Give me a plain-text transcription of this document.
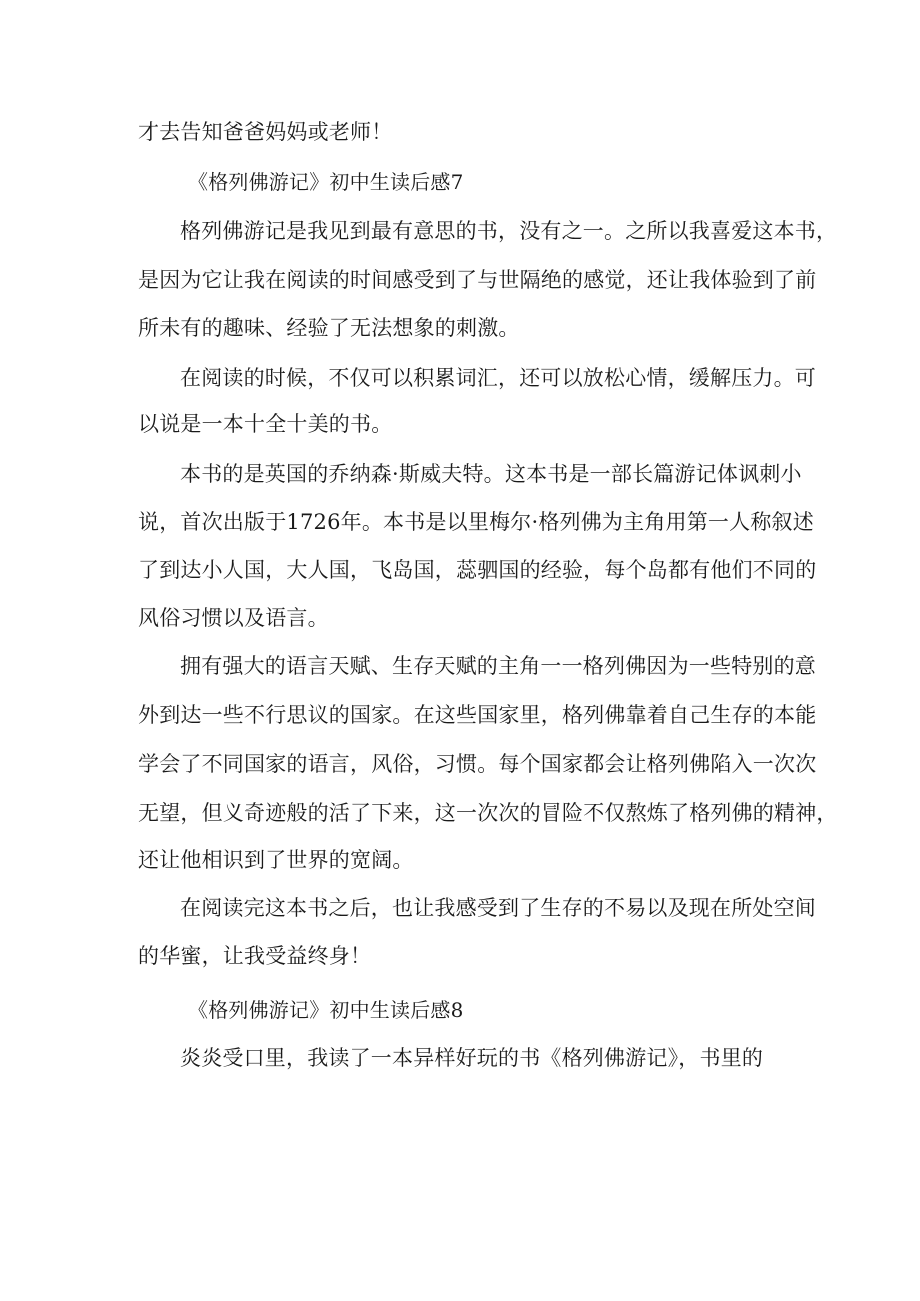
才去告知爸爸妈妈或老师！
《格列佛游记》初中生读后感7
格列佛游记是我见到最有意思的书，没有之一。之所以我喜爱这本书，
是因为它让我在阅读的时间感受到了与世隔绝的感觉，还让我体验到了前
所未有的趣味、经验了无法想象的刺激。
在阅读的时候，不仅可以积累词汇，还可以放松心情，缓解压力。可
以说是一本十全十美的书。
本书的是英国的乔纳森·斯威夫特。这本书是一部长篇游记体讽刺小
说，首次出版于1726年。本书是以里梅尔·格列佛为主角用第一人称叙述
了到达小人国，大人国，飞岛国，蕊驷国的经验，每个岛都有他们不同的
风俗习惯以及语言。
拥有强大的语言天赋、生存天赋的主角一一格列佛因为一些特别的意
外到达一些不行思议的国家。在这些国家里，格列佛靠着自己生存的本能
学会了不同国家的语言，风俗，习惯。每个国家都会让格列佛陷入一次次
无望，但义奇迹般的活了下来，这一次次的冒险不仅熬炼了格列佛的精神，
还让他相识到了世界的宽阔。
在阅读完这本书之后，也让我感受到了生存的不易以及现在所处空间
的华蜜，让我受益终身！
《格列佛游记》初中生读后感8
炎炎受口里，我读了一本异样好玩的书《格列佛游记》，书里的
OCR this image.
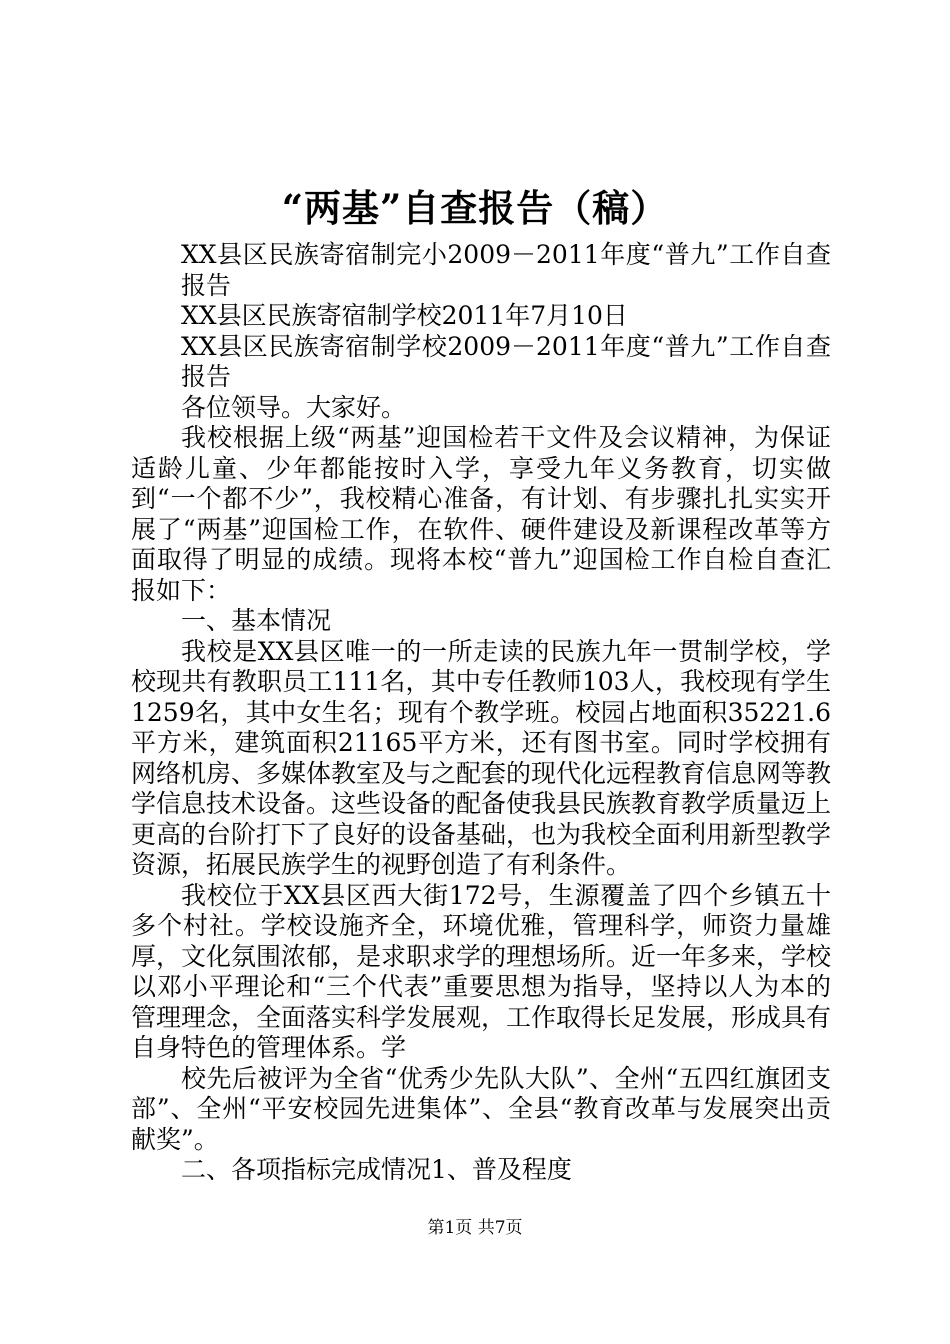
“两基”自查报告（稿）

XX县区民族寄宿制完小2009－2011年度“普九”工作自查报告

XX县区民族寄宿制学校2011年7月10日

XX县区民族寄宿制学校2009－2011年度“普九”工作自查报告

各位领导。大家好。

我校根据上级“两基”迎国检若干文件及会议精神，为保证适龄儿童、少年都能按时入学，享受九年义务教育，切实做到“一个都不少”，我校精心准备，有计划、有步骤扎扎实实开展了“两基”迎国检工作，在软件、硬件建设及新课程改革等方面取得了明显的成绩。现将本校“普九”迎国检工作自检自查汇报如下：

一、基本情况

我校是XX县区唯一的一所走读的民族九年一贯制学校，学校现共有教职员工111名，其中专任教师103人，我校现有学生1259名，其中女生名；现有个教学班。校园占地面积35221.6平方米，建筑面积21165平方米，还有图书室。同时学校拥有网络机房、多媒体教室及与之配套的现代化远程教育信息网等教学信息技术设备。这些设备的配备使我县民族教育教学质量迈上更高的台阶打下了良好的设备基础，也为我校全面利用新型教学资源，拓展民族学生的视野创造了有利条件。

我校位于XX县区西大街172号，生源覆盖了四个乡镇五十多个村社。学校设施齐全，环境优雅，管理科学，师资力量雄厚，文化氛围浓郁，是求职求学的理想场所。近一年多来，学校以邓小平理论和“三个代表”重要思想为指导，坚持以人为本的管理理念，全面落实科学发展观，工作取得长足发展，形成具有自身特色的管理体系。学

校先后被评为全省“优秀少先队大队”、全州“五四红旗团支部”、全州“平安校园先进集体”、全县“教育改革与发展突出贡献奖”。

二、各项指标完成情况1、普及程度

第1页 共7页
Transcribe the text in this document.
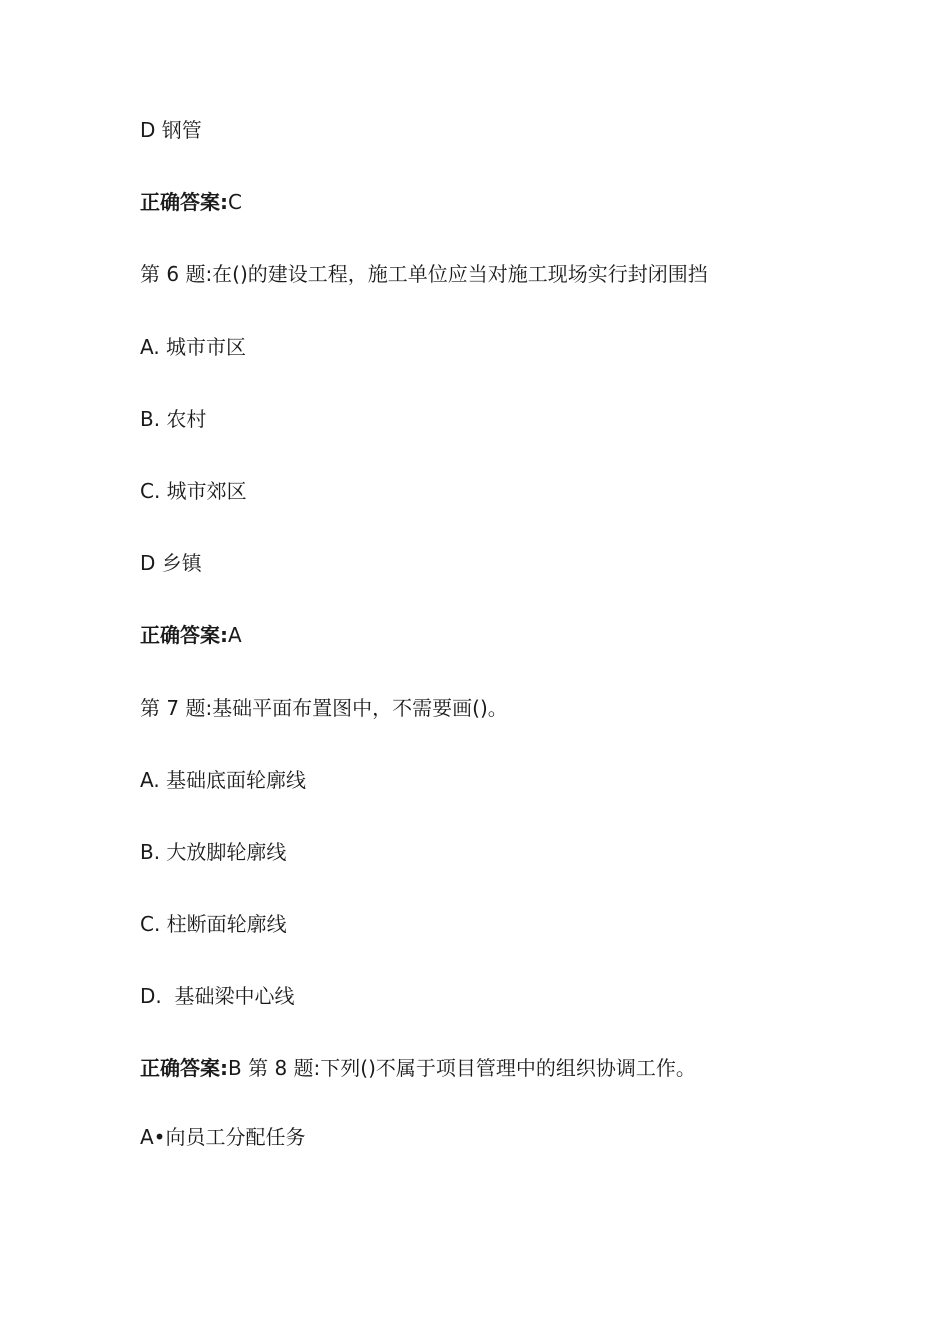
D 钢管
正确答案:C
第 6 题:在()的建设工程，施工单位应当对施工现场实行封闭围挡
A. 城市市区
B. 农村
C. 城市郊区
D 乡镇
正确答案:A
第 7 题:基础平面布置图中，不需要画()。
A. 基础底面轮廓线
B. 大放脚轮廓线
C. 柱断面轮廓线
D.  基础梁中心线
正确答案:B 第 8 题:下列()不属于项目管理中的组织协调工作。
A•向员工分配任务
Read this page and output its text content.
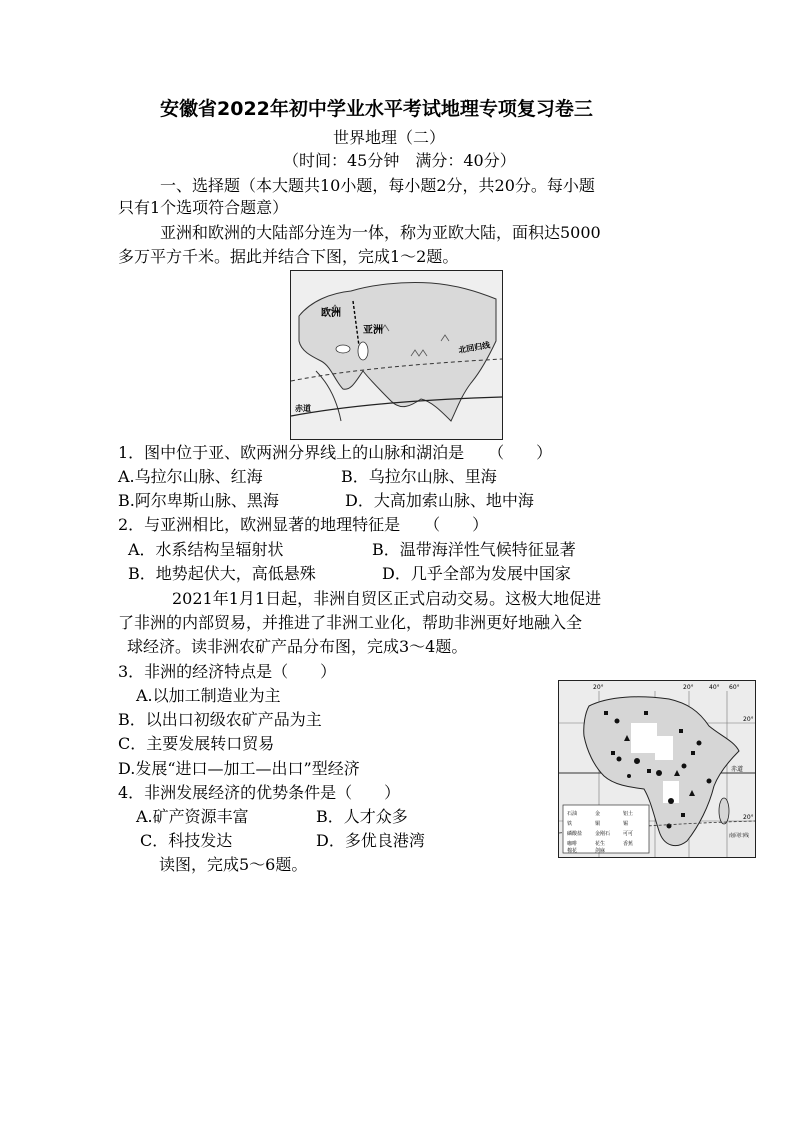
安徽省2022年初中学业水平考试地理专项复习卷三
世界地理（二）
（时间：45分钟　满分：40分）
一、选择题（本大题共10小题，每小题2分，共20分。每小题
只有1个选项符合题意）
亚洲和欧洲的大陆部分连为一体，称为亚欧大陆，面积达5000
多万平方千米。据此并结合下图，完成1～2题。
欧洲
亚洲
北回归线
赤道
1．图中位于亚、欧两洲分界线上的山脉和湖泊是　　（　　）
A.乌拉尔山脉、红海	B．乌拉尔山脉、里海
B.阿尔卑斯山脉、黑海	D．大高加索山脉、地中海
2．与亚洲相比，欧洲显著的地理特征是　　（　　）
A．水系结构呈辐射状	B．温带海洋性气候特征显著
B．地势起伏大，高低悬殊	D．几乎全部为发展中国家
2021年1月1日起，非洲自贸区正式启动交易。这极大地促进
了非洲的内部贸易，并推进了非洲工业化，帮助非洲更好地融入全
球经济。读非洲农矿产品分布图，完成3～4题。
3．非洲的经济特点是（　　）
A.以加工制造业为主
B．以出口初级农矿产品为主
C．主要发展转口贸易
D.发展“进口—加工—出口”型经济
4．非洲发展经济的优势条件是（　　）
A.矿产资源丰富	B．人才众多
C．科技发达	D．多优良港湾
读图，完成5～6题。
石油	金	铝土
铁	铜	锡
磷酸盐	金刚石	可可
咖啡	花生	香蕉
棉花	剑麻
20°	20°	40° 60°
20°
20°
赤道
南回归线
□ □ □ □ □
Leaving all pictures aside, quote each record exactly.

Give me a plain-text transcription of this document.
才去告知爸爸妈妈或老师！
《格列佛游记》初中生读后感7
格列佛游记是我见到最有意思的书，没有之一。之所以我喜爱这本书，
是因为它让我在阅读的时间感受到了与世隔绝的感觉，还让我体验到了前
所未有的趣味、经验了无法想象的刺激。
在阅读的时候，不仅可以积累词汇，还可以放松心情，缓解压力。可
以说是一本十全十美的书。
本书的是英国的乔纳森·斯威夫特。这本书是一部长篇游记体讽刺小
说，首次出版于1726年。本书是以里梅尔·格列佛为主角用第一人称叙述
了到达小人国，大人国，飞岛国，蕊驷国的经验，每个岛都有他们不同的
风俗习惯以及语言。
拥有强大的语言天赋、生存天赋的主角一一格列佛因为一些特别的意
外到达一些不行思议的国家。在这些国家里，格列佛靠着自己生存的本能
学会了不同国家的语言，风俗，习惯。每个国家都会让格列佛陷入一次次
无望，但义奇迹般的活了下来，这一次次的冒险不仅熬炼了格列佛的精神，
还让他相识到了世界的宽阔。
在阅读完这本书之后，也让我感受到了生存的不易以及现在所处空间
的华蜜，让我受益终身！
《格列佛游记》初中生读后感8
炎炎受口里，我读了一本异样好玩的书《格列佛游记》，书里的
OCR this image.
“两基”自查报告（稿）

XX县区民族寄宿制完小2009－2011年度“普九”工作自查报告

XX县区民族寄宿制学校2011年7月10日

XX县区民族寄宿制学校2009－2011年度“普九”工作自查报告

各位领导。大家好。

我校根据上级“两基”迎国检若干文件及会议精神，为保证适龄儿童、少年都能按时入学，享受九年义务教育，切实做到“一个都不少”，我校精心准备，有计划、有步骤扎扎实实开展了“两基”迎国检工作，在软件、硬件建设及新课程改革等方面取得了明显的成绩。现将本校“普九”迎国检工作自检自查汇报如下：

一、基本情况

我校是XX县区唯一的一所走读的民族九年一贯制学校，学校现共有教职员工111名，其中专任教师103人，我校现有学生1259名，其中女生名；现有个教学班。校园占地面积35221.6平方米，建筑面积21165平方米，还有图书室。同时学校拥有网络机房、多媒体教室及与之配套的现代化远程教育信息网等教学信息技术设备。这些设备的配备使我县民族教育教学质量迈上更高的台阶打下了良好的设备基础，也为我校全面利用新型教学资源，拓展民族学生的视野创造了有利条件。

我校位于XX县区西大街172号，生源覆盖了四个乡镇五十多个村社。学校设施齐全，环境优雅，管理科学，师资力量雄厚，文化氛围浓郁，是求职求学的理想场所。近一年多来，学校以邓小平理论和“三个代表”重要思想为指导，坚持以人为本的管理理念，全面落实科学发展观，工作取得长足发展，形成具有自身特色的管理体系。学

校先后被评为全省“优秀少先队大队”、全州“五四红旗团支部”、全州“平安校园先进集体”、全县“教育改革与发展突出贡献奖”。

二、各项指标完成情况1、普及程度

第1页 共7页
Transcribe the text in this document.
D 钢管
正确答案:C
第 6 题:在()的建设工程，施工单位应当对施工现场实行封闭围挡
A. 城市市区
B. 农村
C. 城市郊区
D 乡镇
正确答案:A
第 7 题:基础平面布置图中，不需要画()。
A. 基础底面轮廓线
B. 大放脚轮廓线
C. 柱断面轮廓线
D.  基础梁中心线
正确答案:B 第 8 题:下列()不属于项目管理中的组织协调工作。
A•向员工分配任务
Read this page and output its text content.
安徽省2022年初中学业水平考试地理专项复习卷三
世界地理（二）
（时间：45分钟　满分：40分）
一、选择题（本大题共10小题，每小题2分，共20分。每小题
只有1个选项符合题意）
亚洲和欧洲的大陆部分连为一体，称为亚欧大陆，面积达5000
多万平方千米。据此并结合下图，完成1～2题。
欧洲
亚洲
北回归线
赤道
1．图中位于亚、欧两洲分界线上的山脉和湖泊是　　（　　）
A.乌拉尔山脉、红海	B．乌拉尔山脉、里海
B.阿尔卑斯山脉、黑海	D．大高加索山脉、地中海
2．与亚洲相比，欧洲显著的地理特征是　　（　　）
A．水系结构呈辐射状	B．温带海洋性气候特征显著
B．地势起伏大，高低悬殊	D．几乎全部为发展中国家
2021年1月1日起，非洲自贸区正式启动交易。这极大地促进
了非洲的内部贸易，并推进了非洲工业化，帮助非洲更好地融入全
球经济。读非洲农矿产品分布图，完成3～4题。
3．非洲的经济特点是（　　）
A.以加工制造业为主
B．以出口初级农矿产品为主
C．主要发展转口贸易
D.发展“进口—加工—出口”型经济
4．非洲发展经济的优势条件是（　　）
A.矿产资源丰富	B．人才众多
C．科技发达	D．多优良港湾
读图，完成5～6题。
石油	金	铝土
铁	铜	锡
磷酸盐	金刚石	可可
咖啡	花生	香蕉
棉花	剑麻
20°	20°	40° 60°
20°
20°
赤道
南回归线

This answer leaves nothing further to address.